** START OF Given entries **

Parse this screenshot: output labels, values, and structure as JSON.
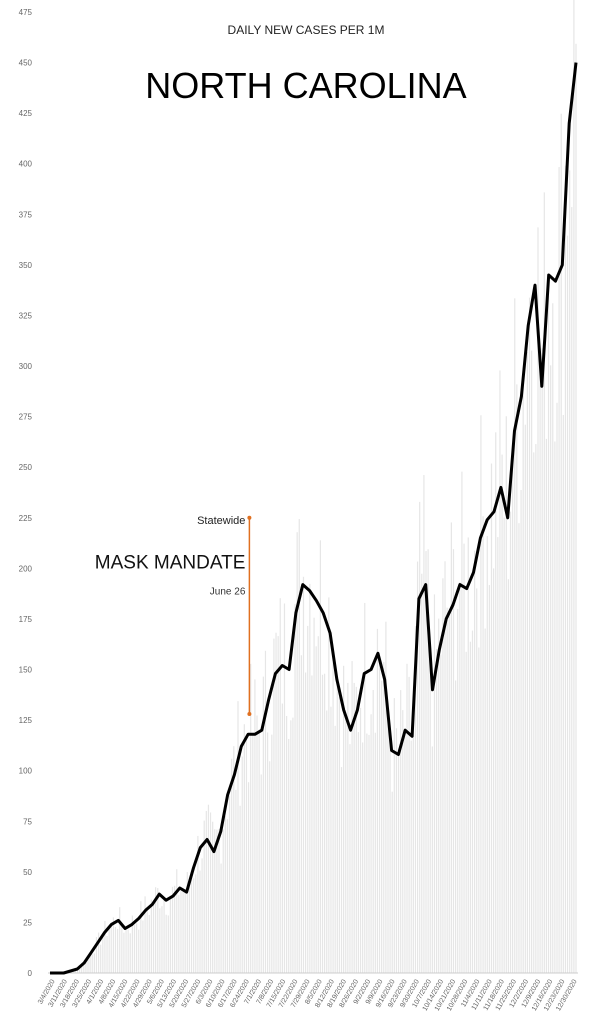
{
  "chart_data": {
    "type": "line",
    "title": "NORTH CAROLINA",
    "subtitle": "DAILY NEW CASES PER 1M",
    "xlabel": "",
    "ylabel": "",
    "ylim": [
      0,
      475
    ],
    "yticks": [
      0,
      25,
      50,
      75,
      100,
      125,
      150,
      175,
      200,
      225,
      250,
      275,
      300,
      325,
      350,
      375,
      400,
      425,
      450,
      475
    ],
    "grid": false,
    "x_tick_labels": [
      "3/4/2020",
      "3/11/2020",
      "3/18/2020",
      "3/25/2020",
      "4/1/2020",
      "4/8/2020",
      "4/15/2020",
      "4/22/2020",
      "4/29/2020",
      "5/6/2020",
      "5/13/2020",
      "5/20/2020",
      "5/27/2020",
      "6/3/2020",
      "6/10/2020",
      "6/17/2020",
      "6/24/2020",
      "7/1/2020",
      "7/8/2020",
      "7/15/2020",
      "7/22/2020",
      "7/29/2020",
      "8/5/2020",
      "8/12/2020",
      "8/19/2020",
      "8/26/2020",
      "9/2/2020",
      "9/9/2020",
      "9/16/2020",
      "9/23/2020",
      "9/30/2020",
      "10/7/2020",
      "10/14/2020",
      "10/21/2020",
      "10/28/2020",
      "11/4/2020",
      "11/11/2020",
      "11/18/2020",
      "11/25/2020",
      "12/2/2020",
      "12/9/2020",
      "12/16/2020",
      "12/23/2020",
      "12/30/2020"
    ],
    "series": [
      {
        "values": [
          0,
          0,
          0,
          1,
          2,
          5,
          10,
          15,
          20,
          24,
          26,
          22,
          24,
          27,
          31,
          34,
          39,
          36,
          38,
          42,
          40,
          52,
          62,
          66,
          60,
          70,
          88,
          98,
          112,
          118,
          118,
          120,
          135,
          148,
          152,
          150,
          178,
          192,
          189,
          184,
          178,
          168,
          145,
          130,
          120,
          130,
          148,
          150,
          158,
          145,
          110,
          108,
          120,
          117,
          185,
          192,
          140,
          160,
          175,
          182,
          192,
          190,
          198,
          215,
          224,
          228,
          240,
          225,
          268,
          285,
          320,
          340,
          290,
          345,
          342,
          350,
          420,
          450
        ]
      }
    ],
    "daily_bars_note": "",
    "annotations": {
      "line1": "Statewide",
      "line2": "MASK MANDATE",
      "line3": "June 26"
    },
    "colors": {
      "line": "#000000",
      "annotation": "#e07020",
      "bars": "#e6e6e6",
      "axis": "#cccccc",
      "text": "#666666"
    }
  }
}
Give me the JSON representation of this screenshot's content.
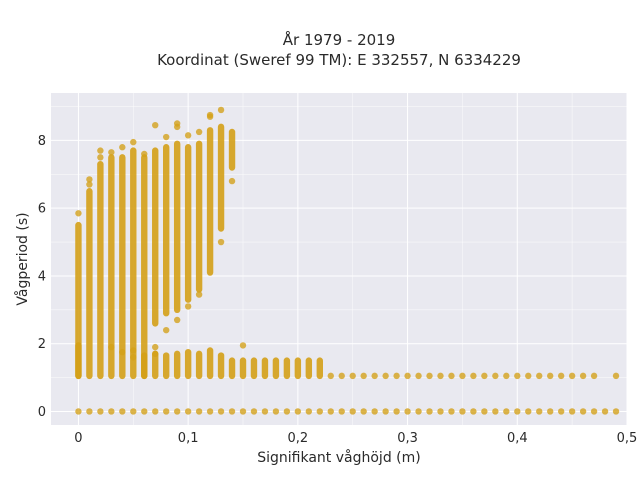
{
  "chart_data": {
    "type": "scatter",
    "title_line1": "År 1979 - 2019",
    "title_line2": "Koordinat (Sweref 99 TM): E 332557, N 6334229",
    "xlabel": "Signifikant våghöjd (m)",
    "ylabel": "Vågperiod (s)",
    "xlim": [
      -0.025,
      0.5
    ],
    "ylim": [
      -0.4,
      9.4
    ],
    "x_ticks": [
      0,
      0.1,
      0.2,
      0.3,
      0.4,
      0.5
    ],
    "x_tick_labels": [
      "0",
      "0,1",
      "0,2",
      "0,3",
      "0,4",
      "0,5"
    ],
    "y_ticks": [
      0,
      2,
      4,
      6,
      8
    ],
    "y_tick_labels": [
      "0",
      "2",
      "4",
      "6",
      "8"
    ],
    "grid": true,
    "colors": {
      "marker": "#d4a017",
      "plot_bg": "#e9e9f0",
      "grid": "#ffffff"
    },
    "columns": [
      {
        "x": 0.0,
        "ymin": 1.05,
        "ymax": 5.5,
        "outliers": [
          5.85
        ]
      },
      {
        "x": 0.01,
        "ymin": 1.05,
        "ymax": 6.5,
        "outliers": [
          6.85,
          6.7
        ]
      },
      {
        "x": 0.02,
        "ymin": 1.05,
        "ymax": 7.3,
        "outliers": [
          7.7,
          7.5
        ]
      },
      {
        "x": 0.03,
        "ymin": 1.05,
        "ymax": 7.5,
        "outliers": [
          7.65,
          1.9
        ]
      },
      {
        "x": 0.04,
        "ymin": 1.05,
        "ymax": 7.5,
        "outliers": [
          7.8,
          1.75
        ]
      },
      {
        "x": 0.05,
        "ymin": 1.05,
        "ymax": 7.7,
        "outliers": [
          7.95,
          1.8,
          1.6
        ]
      },
      {
        "x": 0.06,
        "ymin": 1.05,
        "ymax": 7.5,
        "outliers": [
          7.6
        ]
      },
      {
        "x": 0.07,
        "ymin": 2.6,
        "ymax": 7.7,
        "outliers": [
          8.45,
          1.9,
          1.7
        ]
      },
      {
        "x": 0.08,
        "ymin": 2.9,
        "ymax": 7.8,
        "outliers": [
          8.1,
          2.4
        ]
      },
      {
        "x": 0.09,
        "ymin": 3.0,
        "ymax": 7.9,
        "outliers": [
          8.5,
          8.4,
          2.7
        ]
      },
      {
        "x": 0.1,
        "ymin": 3.3,
        "ymax": 7.8,
        "outliers": [
          8.15,
          3.1
        ]
      },
      {
        "x": 0.11,
        "ymin": 3.6,
        "ymax": 7.9,
        "outliers": [
          8.25,
          3.45
        ]
      },
      {
        "x": 0.12,
        "ymin": 4.1,
        "ymax": 8.3,
        "outliers": [
          8.75,
          8.7
        ]
      },
      {
        "x": 0.13,
        "ymin": 5.4,
        "ymax": 8.4,
        "outliers": [
          8.9,
          5.0
        ]
      },
      {
        "x": 0.14,
        "ymin": 7.2,
        "ymax": 8.25,
        "outliers": [
          6.8
        ]
      }
    ],
    "mid_band": [
      {
        "x": 0.0,
        "ymin": 1.05,
        "ymax": 1.95
      },
      {
        "x": 0.06,
        "ymin": 1.05,
        "ymax": 1.65
      },
      {
        "x": 0.07,
        "ymin": 1.05,
        "ymax": 1.7
      },
      {
        "x": 0.08,
        "ymin": 1.05,
        "ymax": 1.65
      },
      {
        "x": 0.09,
        "ymin": 1.05,
        "ymax": 1.7
      },
      {
        "x": 0.1,
        "ymin": 1.05,
        "ymax": 1.75
      },
      {
        "x": 0.11,
        "ymin": 1.05,
        "ymax": 1.7
      },
      {
        "x": 0.12,
        "ymin": 1.05,
        "ymax": 1.8
      },
      {
        "x": 0.13,
        "ymin": 1.05,
        "ymax": 1.65
      },
      {
        "x": 0.14,
        "ymin": 1.05,
        "ymax": 1.5
      },
      {
        "x": 0.15,
        "ymin": 1.05,
        "ymax": 1.5
      },
      {
        "x": 0.16,
        "ymin": 1.05,
        "ymax": 1.5
      },
      {
        "x": 0.17,
        "ymin": 1.05,
        "ymax": 1.5
      },
      {
        "x": 0.18,
        "ymin": 1.05,
        "ymax": 1.5
      },
      {
        "x": 0.19,
        "ymin": 1.05,
        "ymax": 1.5
      },
      {
        "x": 0.2,
        "ymin": 1.05,
        "ymax": 1.5
      },
      {
        "x": 0.21,
        "ymin": 1.05,
        "ymax": 1.5
      },
      {
        "x": 0.22,
        "ymin": 1.05,
        "ymax": 1.5
      }
    ],
    "extra_points": [
      [
        0.15,
        1.95
      ]
    ],
    "floor_row": {
      "y": 1.05,
      "x_start": 0.23,
      "x_end": 0.47,
      "step": 0.01
    },
    "floor_extra": [
      [
        0.49,
        1.05
      ]
    ],
    "zero_row": {
      "y": 0.0,
      "x_start": 0.0,
      "x_end": 0.49,
      "step": 0.01
    }
  }
}
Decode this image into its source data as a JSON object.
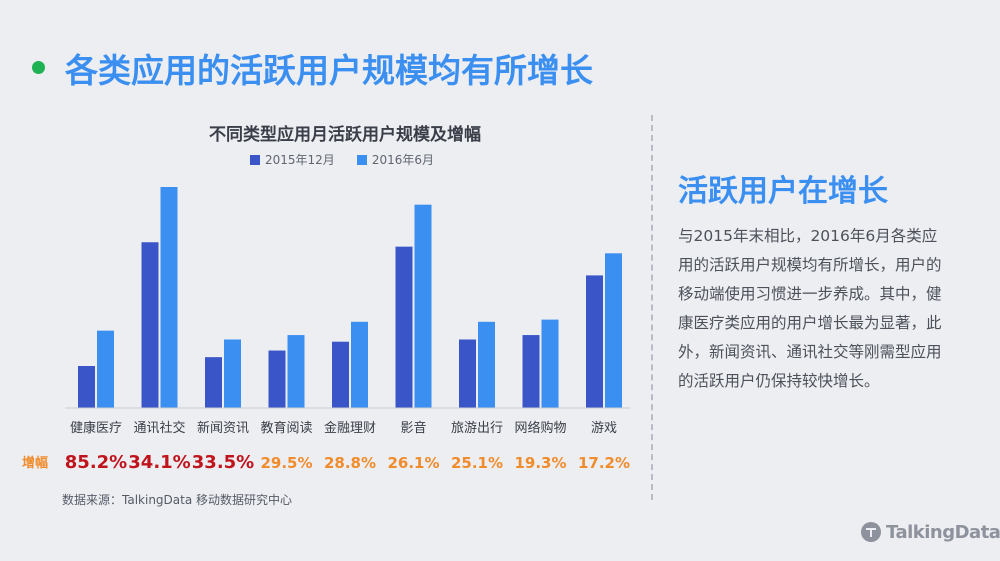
{
  "headline": "各类应用的活跃用户规模均有所增长",
  "chart_data": {
    "type": "bar",
    "title": "不同类型应用月活跃用户规模及增幅",
    "categories": [
      "健康医疗",
      "通讯社交",
      "新闻资讯",
      "教育阅读",
      "金融理财",
      "影音",
      "旅游出行",
      "网络购物",
      "游戏"
    ],
    "series": [
      {
        "name": "2015年12月",
        "color": "#3a55c8",
        "values": [
          19,
          75,
          23,
          26,
          30,
          73,
          31,
          33,
          60
        ]
      },
      {
        "name": "2016年6月",
        "color": "#3b8ff0",
        "values": [
          35,
          100,
          31,
          33,
          39,
          92,
          39,
          40,
          70
        ]
      }
    ],
    "ylim": [
      0,
      100
    ],
    "growth_label": "增幅",
    "growth": [
      "85.2%",
      "34.1%",
      "33.5%",
      "29.5%",
      "28.8%",
      "26.1%",
      "25.1%",
      "19.3%",
      "17.2%"
    ],
    "growth_colors": [
      "#c0141c",
      "#c0141c",
      "#c0141c",
      "#f08c2c",
      "#f08c2c",
      "#f08c2c",
      "#f08c2c",
      "#f08c2c",
      "#f08c2c"
    ]
  },
  "source": "数据来源：TalkingData 移动数据研究中心",
  "side": {
    "title": "活跃用户在增长",
    "text": "与2015年末相比，2016年6月各类应用的活跃用户规模均有所增长，用户的移动端使用习惯进一步养成。其中，健康医疗类应用的用户增长最为显著，此外，新闻资讯、通讯社交等刚需型应用的活跃用户仍保持较快增长。"
  },
  "logo": {
    "text": "TalkingData",
    "icon": "talkingdata-logo-icon"
  }
}
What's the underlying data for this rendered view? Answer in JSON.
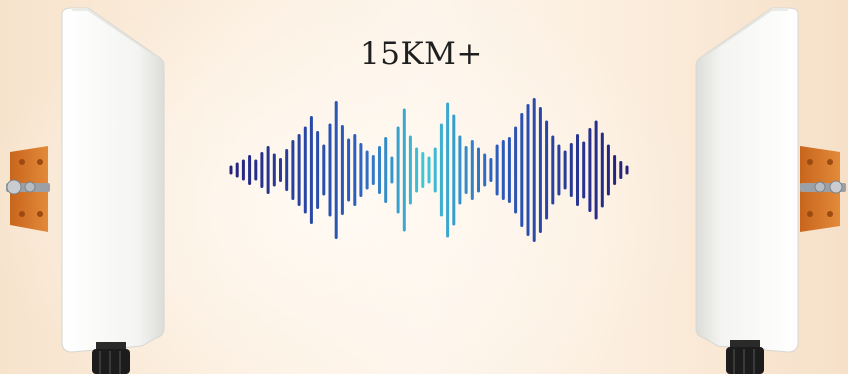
{
  "headline": {
    "distance_text": "15KM+"
  },
  "colors": {
    "wave_outer": "#25227a",
    "wave_mid": "#2c5fc0",
    "wave_center": "#3fcad6",
    "bracket": "#d9782a",
    "antenna_body": "#f7f7f5",
    "background": "#fcefe0"
  },
  "waveform": {
    "amplitudes": [
      6,
      10,
      14,
      20,
      14,
      24,
      32,
      22,
      16,
      28,
      40,
      48,
      58,
      72,
      52,
      34,
      62,
      92,
      60,
      42,
      48,
      36,
      26,
      20,
      32,
      44,
      18,
      58,
      82,
      46,
      30,
      24,
      18,
      30,
      62,
      90,
      74,
      46,
      32,
      40,
      30,
      22,
      16,
      34,
      40,
      44,
      58,
      76,
      88,
      96,
      84,
      66,
      46,
      34,
      26,
      36,
      48,
      38,
      56,
      66,
      50,
      34,
      20,
      12,
      6
    ]
  },
  "antennas": [
    {
      "id": "left",
      "facing": "right"
    },
    {
      "id": "right",
      "facing": "left"
    }
  ]
}
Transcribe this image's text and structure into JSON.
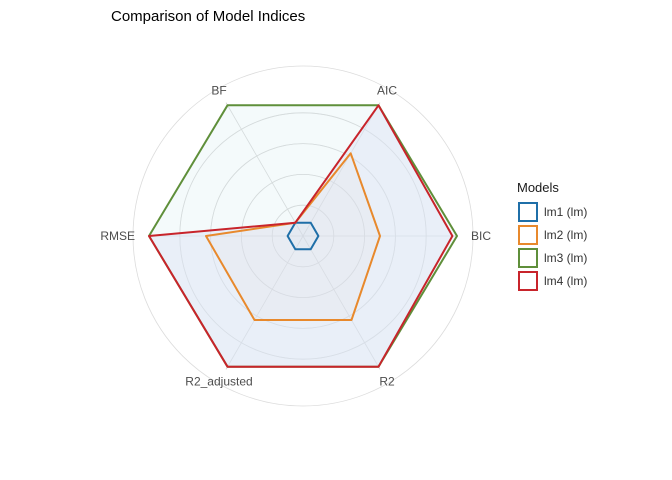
{
  "chart_data": {
    "type": "radar",
    "title": "Comparison of Model Indices",
    "axes": [
      "AIC",
      "BIC",
      "R2",
      "R2_adjusted",
      "RMSE",
      "BF"
    ],
    "range": [
      0,
      1
    ],
    "grid": true,
    "legend": {
      "title": "Models",
      "position": "right"
    },
    "series": [
      {
        "name": "lm1 (lm)",
        "color": "#1f6fa8",
        "values": [
          0.1,
          0.1,
          0.1,
          0.1,
          0.1,
          0.1
        ]
      },
      {
        "name": "lm2 (lm)",
        "color": "#e8892c",
        "values": [
          0.62,
          0.5,
          0.63,
          0.63,
          0.63,
          0.1
        ]
      },
      {
        "name": "lm3 (lm)",
        "color": "#5f8f3a",
        "values": [
          0.98,
          1.0,
          0.98,
          0.98,
          1.0,
          0.98
        ]
      },
      {
        "name": "lm4 (lm)",
        "color": "#c8242b",
        "values": [
          0.98,
          0.97,
          0.98,
          0.98,
          1.0,
          0.1
        ]
      }
    ]
  }
}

** END OF Given entries **

-- Instructions for the task --
Pictures are to be left out; otherwise, copy exactly each line from the one containing "Transcribe this image's" through the last line of the listing.

-- Exercise output --
Transcribe this image's text and structure into JSON.
{
  "chart_data": {
    "type": "radar",
    "title": "Comparison of Model Indices",
    "axes": [
      "AIC",
      "BIC",
      "R2",
      "R2_adjusted",
      "RMSE",
      "BF"
    ],
    "range": [
      0,
      1
    ],
    "grid": true,
    "legend": {
      "title": "Models",
      "position": "right"
    },
    "series": [
      {
        "name": "lm1 (lm)",
        "color": "#1f6fa8",
        "values": [
          0.1,
          0.1,
          0.1,
          0.1,
          0.1,
          0.1
        ]
      },
      {
        "name": "lm2 (lm)",
        "color": "#e8892c",
        "values": [
          0.62,
          0.5,
          0.63,
          0.63,
          0.63,
          0.1
        ]
      },
      {
        "name": "lm3 (lm)",
        "color": "#5f8f3a",
        "values": [
          0.98,
          1.0,
          0.98,
          0.98,
          1.0,
          0.98
        ]
      },
      {
        "name": "lm4 (lm)",
        "color": "#c8242b",
        "values": [
          0.98,
          0.97,
          0.98,
          0.98,
          1.0,
          0.1
        ]
      }
    ]
  }
}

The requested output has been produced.